>> BEGIN
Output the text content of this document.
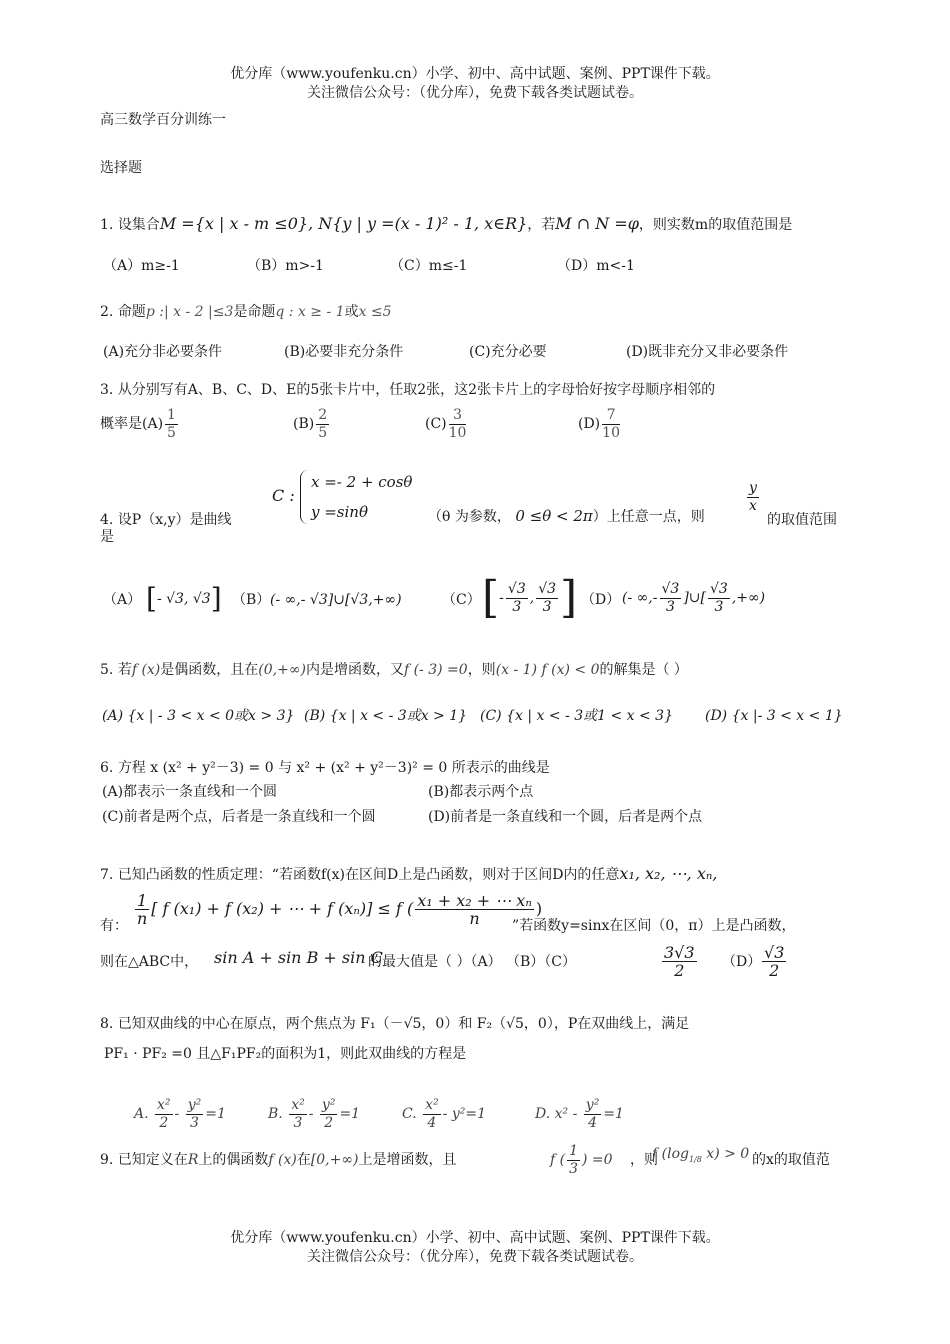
优分库（www.youfenku.cn）小学、初中、高中试题、案例、PPT课件下载。
关注微信公众号：（优分库），免费下载各类试题试卷。
高三数学百分训练一
选择题
1. 设集合M ={x | x - m ≤0}, N{y | y =(x - 1)² - 1, x∈R}，若M ∩ N =φ，则实数m的取值范围是
（A）m≥-1	（B）m>-1	（C）m≤-1	（D）m<-1
2. 命题p :| x - 2 |≤3是命题q : x ≥ - 1或x ≤5
(A)充分非必要条件	(B)必要非充分条件	(C)充分必要	(D)既非充分又非必要条件
3. 从分别写有A、B、C、D、E的5张卡片中，任取2张，这2张卡片上的字母恰好按字母顺序相邻的
概率是$(A) \frac{1}{5}$	$(B) \frac{2}{5}$	$(C) \frac{3}{10}$	$(D) \frac{7}{10}$
C :
x =- 2 + cosθ
y =sinθ
4. 设P（x,y）是曲线	（θ 为参数， 0 ≤θ < 2π）上任意一点，则
$\frac{y}{x}$
的取值范围
是
（A） [- √3, √3] （B） (- ∞,- √3]∪[√3,+∞)	（C） [- $\frac{√3}{3}$ , $\frac{√3}{3}$ ] （D） (- ∞,- $\frac{√3}{3}$ ]∪[ $\frac{√3}{3}$ ,+∞)
5. 若f (x)是偶函数，且在(0,+∞)内是增函数，又f (- 3) =0，则(x - 1) f (x) < 0的解集是（ ）
(A) {x | - 3 < x < 0或x > 3} (B) {x | x < - 3或x > 1} (C) {x | x < - 3或1 < x < 3} (D) {x |- 3 < x < 1}
6. 方程 x (x² + y²－3) = 0 与 x² + (x² + y²－3)² = 0 所表示的曲线是
(A)都表示一条直线和一个圆	(B)都表示两个点
(C)前者是两个点，后者是一条直线和一个圆	(D)前者是一条直线和一个圆，后者是两个点
7. 已知凸函数的性质定理：“若函数f(x)在区间D上是凸函数，则对于区间D内的任意x₁, x₂, ⋯, xₙ,
有： $\frac{1}{n}$ [ f (x₁) + f (x₂) + ⋯ + f (xₙ)] ≤ f ( $\frac{\text{x₁ + x₂ + ⋯ xₙ}}{n}$ )
”若函数y=sinx在区间（0，π）上是凸函数，
则在△ABC中， sin A + sin B + sin C
的最大值是（ ）（A） （B）（C）	$\frac{3√3}{2} (D) \frac{√3}{2}$
8. 已知双曲线的中心在原点，两个焦点为 F₁（－√5，0）和 F₂（√5，0），P在双曲线上，满足
PF₁ · PF₂ =0 且△F₁PF₂的面积为1，则此双曲线的方程是
A. $\frac{\text{x²}}{2} - \frac{\text{y²}}{3} =1$	B. $\frac{\text{x²}}{3} - \frac{\text{y²}}{2} =1$	C. $\frac{\text{x²}}{4} - y^2=1$	D. $x^2 - \frac{\text{y²}}{4} =1$
9. 已知定义在R上的偶函数f (x)在[0,+∞)上是增函数，且	f ( $\frac{1}{3}$ ) =0 ，则
f ($\log_{1/8}$ x) > 0 的x的取值范
优分库（www.youfenku.cn）小学、初中、高中试题、案例、PPT课件下载。
关注微信公众号：（优分库），免费下载各类试题试卷。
>> END
## Task
Give every record back exactly as it reads, with no images.

## Exercise output
Output the text content of this document.
优分库（www.youfenku.cn）小学、初中、高中试题、案例、PPT课件下载。
关注微信公众号：（优分库），免费下载各类试题试卷。
高三数学百分训练一
选择题
1. 设集合M ={x | x - m ≤0}, N{y | y =(x - 1)² - 1, x∈R}，若M ∩ N =φ，则实数m的取值范围是
（A）m≥-1	（B）m>-1	（C）m≤-1	（D）m<-1
2. 命题p :| x - 2 |≤3是命题q : x ≥ - 1或x ≤5
(A)充分非必要条件	(B)必要非充分条件	(C)充分必要	(D)既非充分又非必要条件
3. 从分别写有A、B、C、D、E的5张卡片中，任取2张，这2张卡片上的字母恰好按字母顺序相邻的
概率是$(A) \frac{1}{5}$	$(B) \frac{2}{5}$	$(C) \frac{3}{10}$	$(D) \frac{7}{10}$
C :
x =- 2 + cosθ
y =sinθ
4. 设P（x,y）是曲线	（θ 为参数， 0 ≤θ < 2π）上任意一点，则
$\frac{y}{x}$
的取值范围
是
（A） [- √3, √3] （B） (- ∞,- √3]∪[√3,+∞)	（C） [- $\frac{√3}{3}$ , $\frac{√3}{3}$ ] （D） (- ∞,- $\frac{√3}{3}$ ]∪[ $\frac{√3}{3}$ ,+∞)
5. 若f (x)是偶函数，且在(0,+∞)内是增函数，又f (- 3) =0，则(x - 1) f (x) < 0的解集是（ ）
(A) {x | - 3 < x < 0或x > 3} (B) {x | x < - 3或x > 1} (C) {x | x < - 3或1 < x < 3} (D) {x |- 3 < x < 1}
6. 方程 x (x² + y²－3) = 0 与 x² + (x² + y²－3)² = 0 所表示的曲线是
(A)都表示一条直线和一个圆	(B)都表示两个点
(C)前者是两个点，后者是一条直线和一个圆	(D)前者是一条直线和一个圆，后者是两个点
7. 已知凸函数的性质定理：“若函数f(x)在区间D上是凸函数，则对于区间D内的任意x₁, x₂, ⋯, xₙ,
有： $\frac{1}{n}$ [ f (x₁) + f (x₂) + ⋯ + f (xₙ)] ≤ f ( $\frac{\text{x₁ + x₂ + ⋯ xₙ}}{n}$ )
”若函数y=sinx在区间（0，π）上是凸函数，
则在△ABC中， sin A + sin B + sin C
的最大值是（ ）（A） （B）（C）	$\frac{3√3}{2} (D) \frac{√3}{2}$
8. 已知双曲线的中心在原点，两个焦点为 F₁（－√5，0）和 F₂（√5，0），P在双曲线上，满足
PF₁ · PF₂ =0 且△F₁PF₂的面积为1，则此双曲线的方程是
A. $\frac{\text{x²}}{2} - \frac{\text{y²}}{3} =1$	B. $\frac{\text{x²}}{3} - \frac{\text{y²}}{2} =1$	C. $\frac{\text{x²}}{4} - y^2=1$	D. $x^2 - \frac{\text{y²}}{4} =1$
9. 已知定义在R上的偶函数f (x)在[0,+∞)上是增函数，且	f ( $\frac{1}{3}$ ) =0 ，则
f ($\log_{1/8}$ x) > 0 的x的取值范
优分库（www.youfenku.cn）小学、初中、高中试题、案例、PPT课件下载。
关注微信公众号：（优分库），免费下载各类试题试卷。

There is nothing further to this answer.